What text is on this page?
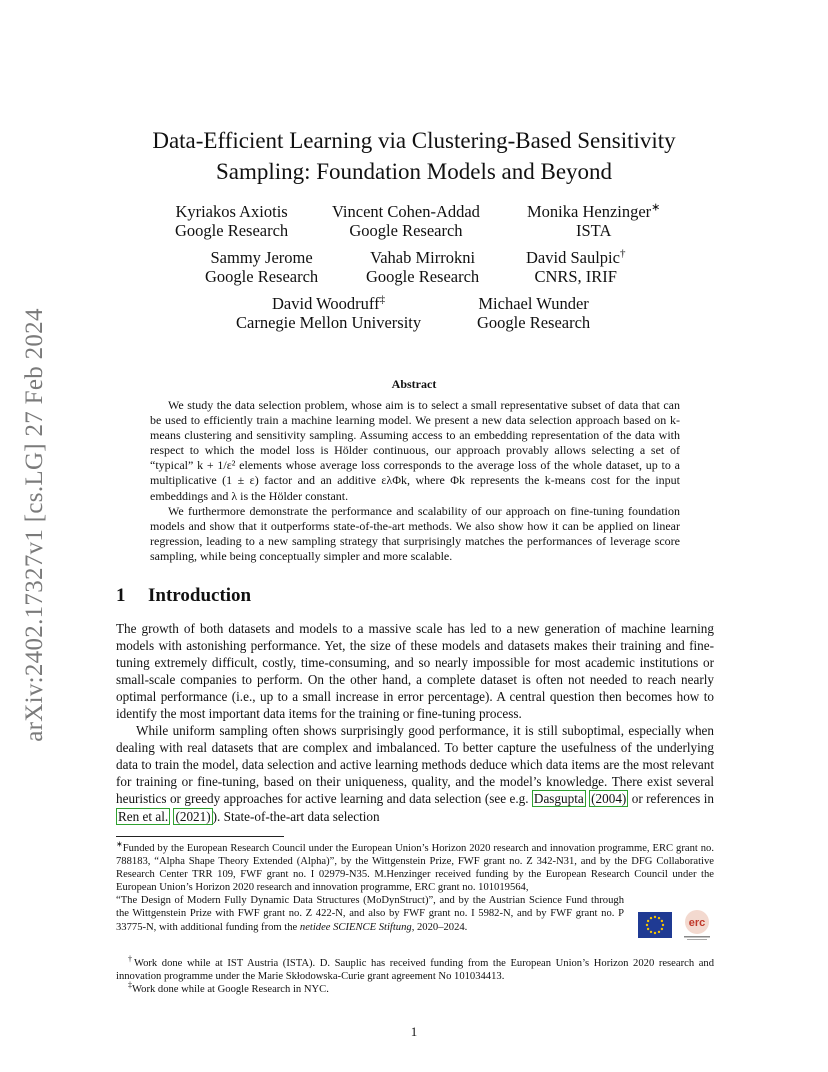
arXiv:2402.17327v1 [cs.LG] 27 Feb 2024
Data-Efficient Learning via Clustering-Based Sensitivity
Sampling: Foundation Models and Beyond
Kyriakos Axiotis
Google Research
Vincent Cohen-Addad
Google Research
Monika Henzinger∗
ISTA
Sammy Jerome
Google Research
Vahab Mirrokni
Google Research
David Saulpic†
CNRS, IRIF
David Woodruff‡
Carnegie Mellon University
Michael Wunder
Google Research
Abstract

We study the data selection problem, whose aim is to select a small representative subset of data that can be used to efficiently train a machine learning model. We present a new data selection approach based on k-means clustering and sensitivity sampling. Assuming access to an embedding representation of the data with respect to which the model loss is Hölder continuous, our approach provably allows selecting a set of “typical” k + 1/ε² elements whose average loss corresponds to the average loss of the whole dataset, up to a multiplicative (1 ± ε) factor and an additive ελΦk, where Φk represents the k-means cost for the input embeddings and λ is the Hölder constant.

We furthermore demonstrate the performance and scalability of our approach on fine-tuning foundation models and show that it outperforms state-of-the-art methods. We also show how it can be applied on linear regression, leading to a new sampling strategy that surprisingly matches the performances of leverage score sampling, while being conceptually simpler and more scalable.

1 Introduction

The growth of both datasets and models to a massive scale has led to a new generation of machine learning models with astonishing performance. Yet, the size of these models and datasets makes their training and fine-tuning extremely difficult, costly, time-consuming, and so nearly impossible for most academic institutions or small-scale companies to perform. On the other hand, a complete dataset is often not needed to reach nearly optimal performance (i.e., up to a small increase in error percentage). A central question then becomes how to identify the most important data items for the training or fine-tuning process.

While uniform sampling often shows surprisingly good performance, it is still suboptimal, especially when dealing with real datasets that are complex and imbalanced. To better capture the usefulness of the underlying data to train the model, data selection and active learning methods deduce which data items are the most relevant for training or fine-tuning, based on their uniqueness, quality, and the model’s knowledge. There exist several heuristics or greedy approaches for active learning and data selection (see e.g. Dasgupta (2004) or references in Ren et al. (2021) ). State-of-the-art data selection

∗Funded by the European Research Council under the European Union’s Horizon 2020 research and innovation programme, ERC grant no. 788183, “Alpha Shape Theory Extended (Alpha)”, by the Wittgenstein Prize, FWF grant no. Z 342-N31, and by the DFG Collaborative Research Center TRR 109, FWF grant no. I 02979-N35. M.Henzinger received funding by the European Research Council under the European Union’s Horizon 2020 research and innovation programme, ERC grant no. 101019564,
“The Design of Modern Fully Dynamic Data Structures (MoDynStruct)”, and by the Austrian Science Fund through the Wittgenstein Prize with FWF grant no. Z 422-N, and also by FWF grant no. I 5982-N, and by FWF grant no. P 33775-N, with additional funding from the netidee SCIENCE Stiftung, 2020–2024.	erc

†Work done while at IST Austria (ISTA). D. Sauplic has received funding from the European Union’s Horizon 2020 research and innovation programme under the Marie Skłodowska-Curie grant agreement No 101034413.

‡Work done while at Google Research in NYC.

1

_GOAL_. Write out every line of the entries that holds the word "Work".

_SOLUTION FOR THIS PROBLEM_.
†Work done while at IST Austria (ISTA). D. Sauplic has received funding from the European Union’s Horizon 2020 research and innovation programme under the Marie Skłodowska-Curie grant agreement No 101034413.
‡Work done while at Google Research in NYC.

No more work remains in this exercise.